Figure content listings:

______________________________

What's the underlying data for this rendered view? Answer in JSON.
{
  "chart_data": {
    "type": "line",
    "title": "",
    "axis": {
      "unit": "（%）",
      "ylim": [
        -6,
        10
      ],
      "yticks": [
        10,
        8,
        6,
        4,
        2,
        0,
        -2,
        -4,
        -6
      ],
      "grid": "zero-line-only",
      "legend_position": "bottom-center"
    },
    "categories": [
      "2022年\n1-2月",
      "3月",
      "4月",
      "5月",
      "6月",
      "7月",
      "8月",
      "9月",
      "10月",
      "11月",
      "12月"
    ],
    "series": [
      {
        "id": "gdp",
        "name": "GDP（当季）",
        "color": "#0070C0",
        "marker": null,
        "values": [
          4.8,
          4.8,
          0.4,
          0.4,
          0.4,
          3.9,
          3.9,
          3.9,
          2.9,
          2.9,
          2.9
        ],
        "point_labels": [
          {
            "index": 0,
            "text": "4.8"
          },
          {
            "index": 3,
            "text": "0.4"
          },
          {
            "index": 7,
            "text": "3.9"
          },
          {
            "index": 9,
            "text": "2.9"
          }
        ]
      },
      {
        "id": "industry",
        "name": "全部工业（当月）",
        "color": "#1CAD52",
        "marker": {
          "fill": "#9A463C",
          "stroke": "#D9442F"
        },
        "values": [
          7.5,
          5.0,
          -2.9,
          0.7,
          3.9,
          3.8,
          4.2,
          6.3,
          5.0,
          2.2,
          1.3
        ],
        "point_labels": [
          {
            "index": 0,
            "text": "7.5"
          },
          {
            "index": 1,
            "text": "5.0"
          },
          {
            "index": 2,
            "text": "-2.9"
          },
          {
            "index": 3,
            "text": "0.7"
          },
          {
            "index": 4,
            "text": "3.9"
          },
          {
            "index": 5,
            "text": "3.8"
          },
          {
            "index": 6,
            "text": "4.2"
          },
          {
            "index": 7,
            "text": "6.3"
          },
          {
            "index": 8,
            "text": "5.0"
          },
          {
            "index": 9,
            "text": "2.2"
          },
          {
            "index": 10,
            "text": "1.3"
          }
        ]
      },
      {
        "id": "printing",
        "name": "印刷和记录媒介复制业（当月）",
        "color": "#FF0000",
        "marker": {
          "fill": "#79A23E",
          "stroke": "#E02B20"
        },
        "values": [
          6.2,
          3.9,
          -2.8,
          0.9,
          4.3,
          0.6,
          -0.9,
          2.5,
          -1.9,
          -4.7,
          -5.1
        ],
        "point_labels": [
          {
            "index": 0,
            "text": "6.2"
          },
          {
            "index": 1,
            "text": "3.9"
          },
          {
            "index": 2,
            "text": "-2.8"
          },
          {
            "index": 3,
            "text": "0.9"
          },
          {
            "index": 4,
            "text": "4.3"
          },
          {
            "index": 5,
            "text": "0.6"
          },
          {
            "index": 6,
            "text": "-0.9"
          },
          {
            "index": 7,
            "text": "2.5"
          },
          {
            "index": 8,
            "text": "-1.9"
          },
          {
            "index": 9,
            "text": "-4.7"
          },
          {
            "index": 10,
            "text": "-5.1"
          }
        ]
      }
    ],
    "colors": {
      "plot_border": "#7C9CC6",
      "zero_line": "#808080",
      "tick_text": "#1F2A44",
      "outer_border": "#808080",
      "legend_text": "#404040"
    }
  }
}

______________________________

## [Problem statement]
Copy the material above back out, exactly as written.

## [Written answer]
What's the underlying data for this rendered view? Answer in JSON.
{
  "chart_data": {
    "type": "line",
    "title": "",
    "axis": {
      "unit": "（%）",
      "ylim": [
        -6,
        10
      ],
      "yticks": [
        10,
        8,
        6,
        4,
        2,
        0,
        -2,
        -4,
        -6
      ],
      "grid": "zero-line-only",
      "legend_position": "bottom-center"
    },
    "categories": [
      "2022年\n1-2月",
      "3月",
      "4月",
      "5月",
      "6月",
      "7月",
      "8月",
      "9月",
      "10月",
      "11月",
      "12月"
    ],
    "series": [
      {
        "id": "gdp",
        "name": "GDP（当季）",
        "color": "#0070C0",
        "marker": null,
        "values": [
          4.8,
          4.8,
          0.4,
          0.4,
          0.4,
          3.9,
          3.9,
          3.9,
          2.9,
          2.9,
          2.9
        ],
        "point_labels": [
          {
            "index": 0,
            "text": "4.8"
          },
          {
            "index": 3,
            "text": "0.4"
          },
          {
            "index": 7,
            "text": "3.9"
          },
          {
            "index": 9,
            "text": "2.9"
          }
        ]
      },
      {
        "id": "industry",
        "name": "全部工业（当月）",
        "color": "#1CAD52",
        "marker": {
          "fill": "#9A463C",
          "stroke": "#D9442F"
        },
        "values": [
          7.5,
          5.0,
          -2.9,
          0.7,
          3.9,
          3.8,
          4.2,
          6.3,
          5.0,
          2.2,
          1.3
        ],
        "point_labels": [
          {
            "index": 0,
            "text": "7.5"
          },
          {
            "index": 1,
            "text": "5.0"
          },
          {
            "index": 2,
            "text": "-2.9"
          },
          {
            "index": 3,
            "text": "0.7"
          },
          {
            "index": 4,
            "text": "3.9"
          },
          {
            "index": 5,
            "text": "3.8"
          },
          {
            "index": 6,
            "text": "4.2"
          },
          {
            "index": 7,
            "text": "6.3"
          },
          {
            "index": 8,
            "text": "5.0"
          },
          {
            "index": 9,
            "text": "2.2"
          },
          {
            "index": 10,
            "text": "1.3"
          }
        ]
      },
      {
        "id": "printing",
        "name": "印刷和记录媒介复制业（当月）",
        "color": "#FF0000",
        "marker": {
          "fill": "#79A23E",
          "stroke": "#E02B20"
        },
        "values": [
          6.2,
          3.9,
          -2.8,
          0.9,
          4.3,
          0.6,
          -0.9,
          2.5,
          -1.9,
          -4.7,
          -5.1
        ],
        "point_labels": [
          {
            "index": 0,
            "text": "6.2"
          },
          {
            "index": 1,
            "text": "3.9"
          },
          {
            "index": 2,
            "text": "-2.8"
          },
          {
            "index": 3,
            "text": "0.9"
          },
          {
            "index": 4,
            "text": "4.3"
          },
          {
            "index": 5,
            "text": "0.6"
          },
          {
            "index": 6,
            "text": "-0.9"
          },
          {
            "index": 7,
            "text": "2.5"
          },
          {
            "index": 8,
            "text": "-1.9"
          },
          {
            "index": 9,
            "text": "-4.7"
          },
          {
            "index": 10,
            "text": "-5.1"
          }
        ]
      }
    ],
    "colors": {
      "plot_border": "#7C9CC6",
      "zero_line": "#808080",
      "tick_text": "#1F2A44",
      "outer_border": "#808080",
      "legend_text": "#404040"
    }
  }
}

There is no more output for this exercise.